Required work> Count every line that has "Documents" in it and give the total, nothing more.

The records>
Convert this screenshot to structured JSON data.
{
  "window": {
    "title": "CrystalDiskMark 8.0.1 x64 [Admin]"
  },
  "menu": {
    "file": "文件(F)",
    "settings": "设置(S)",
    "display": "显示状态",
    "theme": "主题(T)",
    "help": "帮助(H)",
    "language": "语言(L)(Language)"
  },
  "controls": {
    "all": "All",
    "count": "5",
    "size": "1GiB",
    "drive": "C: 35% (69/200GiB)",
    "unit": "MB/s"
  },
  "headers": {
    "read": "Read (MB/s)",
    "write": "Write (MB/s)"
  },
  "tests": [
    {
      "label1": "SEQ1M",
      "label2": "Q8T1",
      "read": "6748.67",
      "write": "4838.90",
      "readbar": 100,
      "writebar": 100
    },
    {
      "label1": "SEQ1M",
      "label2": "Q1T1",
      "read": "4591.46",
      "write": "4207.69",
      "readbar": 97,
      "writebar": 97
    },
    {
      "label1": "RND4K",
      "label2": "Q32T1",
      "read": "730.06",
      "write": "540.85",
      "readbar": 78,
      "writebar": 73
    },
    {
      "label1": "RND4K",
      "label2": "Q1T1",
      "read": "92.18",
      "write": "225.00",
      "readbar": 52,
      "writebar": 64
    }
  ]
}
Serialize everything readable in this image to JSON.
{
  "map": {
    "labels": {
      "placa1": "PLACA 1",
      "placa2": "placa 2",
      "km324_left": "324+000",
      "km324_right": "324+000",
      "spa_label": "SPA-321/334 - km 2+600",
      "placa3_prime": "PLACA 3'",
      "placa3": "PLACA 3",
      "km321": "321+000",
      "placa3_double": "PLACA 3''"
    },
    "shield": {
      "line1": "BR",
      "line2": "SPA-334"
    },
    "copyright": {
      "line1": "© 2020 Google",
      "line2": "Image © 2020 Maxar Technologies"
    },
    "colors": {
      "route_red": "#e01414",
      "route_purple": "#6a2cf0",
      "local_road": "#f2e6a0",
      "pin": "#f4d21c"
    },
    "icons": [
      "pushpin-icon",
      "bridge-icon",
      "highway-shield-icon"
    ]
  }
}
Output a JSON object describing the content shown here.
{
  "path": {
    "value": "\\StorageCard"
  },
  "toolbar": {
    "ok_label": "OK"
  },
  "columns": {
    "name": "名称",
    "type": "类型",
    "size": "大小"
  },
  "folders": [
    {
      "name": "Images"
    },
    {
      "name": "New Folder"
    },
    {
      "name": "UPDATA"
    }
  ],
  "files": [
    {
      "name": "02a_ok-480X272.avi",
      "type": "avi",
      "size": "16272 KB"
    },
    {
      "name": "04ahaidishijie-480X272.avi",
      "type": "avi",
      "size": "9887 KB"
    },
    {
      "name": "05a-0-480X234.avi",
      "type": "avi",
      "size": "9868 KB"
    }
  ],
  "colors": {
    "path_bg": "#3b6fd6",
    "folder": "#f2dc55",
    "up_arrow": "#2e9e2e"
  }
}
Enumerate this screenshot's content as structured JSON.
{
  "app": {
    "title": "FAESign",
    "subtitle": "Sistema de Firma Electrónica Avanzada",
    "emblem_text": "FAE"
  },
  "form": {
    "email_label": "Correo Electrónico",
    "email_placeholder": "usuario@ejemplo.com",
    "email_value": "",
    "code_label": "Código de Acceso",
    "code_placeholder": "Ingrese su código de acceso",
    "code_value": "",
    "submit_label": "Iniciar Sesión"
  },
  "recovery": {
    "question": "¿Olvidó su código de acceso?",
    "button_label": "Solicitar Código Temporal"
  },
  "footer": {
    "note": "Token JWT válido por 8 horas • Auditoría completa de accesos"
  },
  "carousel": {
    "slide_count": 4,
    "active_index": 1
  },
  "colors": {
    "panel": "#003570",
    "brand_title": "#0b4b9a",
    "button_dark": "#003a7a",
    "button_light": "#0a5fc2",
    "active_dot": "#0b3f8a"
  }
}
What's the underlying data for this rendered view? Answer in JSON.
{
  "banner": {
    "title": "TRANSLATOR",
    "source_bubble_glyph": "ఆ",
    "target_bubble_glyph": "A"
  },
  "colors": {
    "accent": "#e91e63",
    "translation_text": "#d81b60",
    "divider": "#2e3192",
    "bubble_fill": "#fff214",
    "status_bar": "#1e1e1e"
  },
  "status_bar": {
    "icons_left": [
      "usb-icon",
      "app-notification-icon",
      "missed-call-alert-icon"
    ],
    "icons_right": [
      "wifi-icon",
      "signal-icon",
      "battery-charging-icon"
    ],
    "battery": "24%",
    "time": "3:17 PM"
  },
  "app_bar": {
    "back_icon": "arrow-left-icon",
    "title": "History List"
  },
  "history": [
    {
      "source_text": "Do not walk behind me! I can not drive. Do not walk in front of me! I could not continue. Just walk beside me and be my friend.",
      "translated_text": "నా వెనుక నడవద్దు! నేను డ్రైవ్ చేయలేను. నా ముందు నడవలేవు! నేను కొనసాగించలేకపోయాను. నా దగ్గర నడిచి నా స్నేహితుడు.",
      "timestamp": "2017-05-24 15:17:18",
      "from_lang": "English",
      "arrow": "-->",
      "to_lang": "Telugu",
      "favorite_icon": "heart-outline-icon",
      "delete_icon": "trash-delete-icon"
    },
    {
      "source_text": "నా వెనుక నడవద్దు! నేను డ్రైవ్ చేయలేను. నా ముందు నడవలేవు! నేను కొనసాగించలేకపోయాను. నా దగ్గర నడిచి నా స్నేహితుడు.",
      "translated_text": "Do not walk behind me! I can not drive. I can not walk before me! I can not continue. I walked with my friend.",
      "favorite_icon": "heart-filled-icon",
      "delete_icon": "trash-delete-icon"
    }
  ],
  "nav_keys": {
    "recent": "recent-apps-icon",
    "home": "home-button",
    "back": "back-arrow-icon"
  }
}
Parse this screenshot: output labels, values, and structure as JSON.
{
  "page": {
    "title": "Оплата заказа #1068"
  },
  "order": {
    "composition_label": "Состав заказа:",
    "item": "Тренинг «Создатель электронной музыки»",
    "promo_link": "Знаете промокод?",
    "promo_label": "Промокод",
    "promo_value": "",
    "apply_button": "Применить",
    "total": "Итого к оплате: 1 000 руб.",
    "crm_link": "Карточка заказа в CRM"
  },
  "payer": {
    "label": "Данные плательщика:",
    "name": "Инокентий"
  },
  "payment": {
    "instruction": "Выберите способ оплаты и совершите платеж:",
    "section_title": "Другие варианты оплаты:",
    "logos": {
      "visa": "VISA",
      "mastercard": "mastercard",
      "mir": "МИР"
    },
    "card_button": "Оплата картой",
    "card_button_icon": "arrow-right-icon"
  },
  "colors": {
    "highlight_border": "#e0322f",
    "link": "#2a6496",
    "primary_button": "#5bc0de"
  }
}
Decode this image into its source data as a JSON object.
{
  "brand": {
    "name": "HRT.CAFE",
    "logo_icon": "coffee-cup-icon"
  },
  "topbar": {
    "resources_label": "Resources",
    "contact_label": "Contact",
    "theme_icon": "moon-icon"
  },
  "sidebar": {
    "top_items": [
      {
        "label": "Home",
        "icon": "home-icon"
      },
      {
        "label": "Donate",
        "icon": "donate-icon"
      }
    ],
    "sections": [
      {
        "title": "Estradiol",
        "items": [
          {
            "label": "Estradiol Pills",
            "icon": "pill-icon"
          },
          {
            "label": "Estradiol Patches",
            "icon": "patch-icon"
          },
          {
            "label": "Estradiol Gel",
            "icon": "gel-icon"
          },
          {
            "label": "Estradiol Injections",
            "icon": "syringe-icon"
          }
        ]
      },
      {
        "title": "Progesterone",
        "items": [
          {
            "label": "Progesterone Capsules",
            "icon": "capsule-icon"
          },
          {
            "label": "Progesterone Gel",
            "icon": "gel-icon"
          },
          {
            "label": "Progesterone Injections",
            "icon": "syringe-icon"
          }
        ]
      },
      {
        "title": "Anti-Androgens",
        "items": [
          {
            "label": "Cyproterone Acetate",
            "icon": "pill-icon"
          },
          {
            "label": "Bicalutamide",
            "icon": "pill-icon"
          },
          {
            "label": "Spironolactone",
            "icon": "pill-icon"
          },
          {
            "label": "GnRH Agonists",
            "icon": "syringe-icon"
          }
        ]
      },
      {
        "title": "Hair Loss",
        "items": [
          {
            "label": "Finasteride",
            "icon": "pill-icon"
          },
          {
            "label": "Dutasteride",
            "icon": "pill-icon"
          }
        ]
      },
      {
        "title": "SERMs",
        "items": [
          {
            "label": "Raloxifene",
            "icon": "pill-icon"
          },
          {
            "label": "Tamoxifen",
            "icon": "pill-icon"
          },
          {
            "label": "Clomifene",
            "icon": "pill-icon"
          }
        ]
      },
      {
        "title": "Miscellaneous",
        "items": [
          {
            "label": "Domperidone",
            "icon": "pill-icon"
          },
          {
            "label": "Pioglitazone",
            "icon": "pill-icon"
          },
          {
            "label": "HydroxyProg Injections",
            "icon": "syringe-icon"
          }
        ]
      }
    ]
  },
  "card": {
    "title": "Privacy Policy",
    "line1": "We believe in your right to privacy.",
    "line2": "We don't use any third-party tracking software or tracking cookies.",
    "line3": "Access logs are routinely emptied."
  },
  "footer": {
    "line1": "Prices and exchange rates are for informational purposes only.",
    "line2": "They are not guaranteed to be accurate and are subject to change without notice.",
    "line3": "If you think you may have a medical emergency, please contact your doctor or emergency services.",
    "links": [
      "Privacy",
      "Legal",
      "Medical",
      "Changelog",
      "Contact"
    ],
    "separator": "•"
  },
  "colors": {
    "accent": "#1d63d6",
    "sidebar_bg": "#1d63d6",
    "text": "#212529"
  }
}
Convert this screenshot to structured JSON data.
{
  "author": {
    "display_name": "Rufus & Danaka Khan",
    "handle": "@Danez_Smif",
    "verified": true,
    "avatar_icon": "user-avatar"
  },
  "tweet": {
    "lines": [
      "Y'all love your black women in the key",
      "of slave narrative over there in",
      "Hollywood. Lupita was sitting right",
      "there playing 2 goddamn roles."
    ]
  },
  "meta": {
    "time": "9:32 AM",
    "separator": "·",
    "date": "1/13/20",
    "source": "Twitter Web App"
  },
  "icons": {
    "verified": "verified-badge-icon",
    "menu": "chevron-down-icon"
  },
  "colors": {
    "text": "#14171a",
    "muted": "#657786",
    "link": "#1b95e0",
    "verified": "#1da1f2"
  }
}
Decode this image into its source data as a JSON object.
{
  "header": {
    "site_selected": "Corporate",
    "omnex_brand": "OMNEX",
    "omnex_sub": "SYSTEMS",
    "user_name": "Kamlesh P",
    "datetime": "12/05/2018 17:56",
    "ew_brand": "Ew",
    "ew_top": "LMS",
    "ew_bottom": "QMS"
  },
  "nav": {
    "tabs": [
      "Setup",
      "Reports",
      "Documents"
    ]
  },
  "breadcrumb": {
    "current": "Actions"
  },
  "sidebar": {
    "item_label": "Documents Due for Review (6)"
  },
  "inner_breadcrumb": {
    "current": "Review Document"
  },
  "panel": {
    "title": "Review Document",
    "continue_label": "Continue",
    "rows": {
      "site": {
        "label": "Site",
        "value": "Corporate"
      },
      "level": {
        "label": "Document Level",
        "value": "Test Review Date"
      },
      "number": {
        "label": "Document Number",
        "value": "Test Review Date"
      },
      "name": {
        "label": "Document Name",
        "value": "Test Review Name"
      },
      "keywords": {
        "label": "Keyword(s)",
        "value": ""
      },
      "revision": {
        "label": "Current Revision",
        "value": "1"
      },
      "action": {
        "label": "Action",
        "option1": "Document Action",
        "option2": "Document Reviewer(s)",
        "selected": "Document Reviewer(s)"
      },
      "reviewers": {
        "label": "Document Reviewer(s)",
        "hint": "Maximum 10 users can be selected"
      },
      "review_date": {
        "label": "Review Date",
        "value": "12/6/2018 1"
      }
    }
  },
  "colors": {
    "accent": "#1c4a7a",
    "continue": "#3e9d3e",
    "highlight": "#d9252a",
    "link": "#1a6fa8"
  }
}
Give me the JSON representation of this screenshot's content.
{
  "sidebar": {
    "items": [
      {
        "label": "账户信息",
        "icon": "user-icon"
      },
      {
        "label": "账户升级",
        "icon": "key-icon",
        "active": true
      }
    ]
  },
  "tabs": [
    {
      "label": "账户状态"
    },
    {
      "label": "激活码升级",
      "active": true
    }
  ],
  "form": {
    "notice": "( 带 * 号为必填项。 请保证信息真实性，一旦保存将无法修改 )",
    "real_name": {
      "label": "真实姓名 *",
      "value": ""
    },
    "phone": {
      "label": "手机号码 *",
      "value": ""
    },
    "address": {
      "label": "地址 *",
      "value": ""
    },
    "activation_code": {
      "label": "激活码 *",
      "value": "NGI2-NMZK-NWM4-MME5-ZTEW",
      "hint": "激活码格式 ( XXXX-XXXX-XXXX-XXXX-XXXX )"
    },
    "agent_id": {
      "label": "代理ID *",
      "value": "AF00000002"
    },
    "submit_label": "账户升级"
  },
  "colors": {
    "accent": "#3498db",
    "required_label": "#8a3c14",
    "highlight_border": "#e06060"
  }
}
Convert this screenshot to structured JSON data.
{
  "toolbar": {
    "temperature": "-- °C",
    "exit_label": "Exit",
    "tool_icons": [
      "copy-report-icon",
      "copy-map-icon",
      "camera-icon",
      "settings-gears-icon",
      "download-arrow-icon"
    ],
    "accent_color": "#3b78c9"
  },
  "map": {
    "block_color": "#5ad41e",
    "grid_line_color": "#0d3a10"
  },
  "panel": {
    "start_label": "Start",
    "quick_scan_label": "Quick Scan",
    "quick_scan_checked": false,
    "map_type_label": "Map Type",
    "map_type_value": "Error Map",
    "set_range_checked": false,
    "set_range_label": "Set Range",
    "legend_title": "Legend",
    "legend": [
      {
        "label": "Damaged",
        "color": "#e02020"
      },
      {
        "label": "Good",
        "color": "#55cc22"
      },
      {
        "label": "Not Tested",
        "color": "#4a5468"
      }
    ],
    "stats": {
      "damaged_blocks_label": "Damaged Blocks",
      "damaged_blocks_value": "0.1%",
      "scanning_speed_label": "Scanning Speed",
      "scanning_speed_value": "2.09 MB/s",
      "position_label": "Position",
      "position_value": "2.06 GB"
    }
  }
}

Exercise result> 2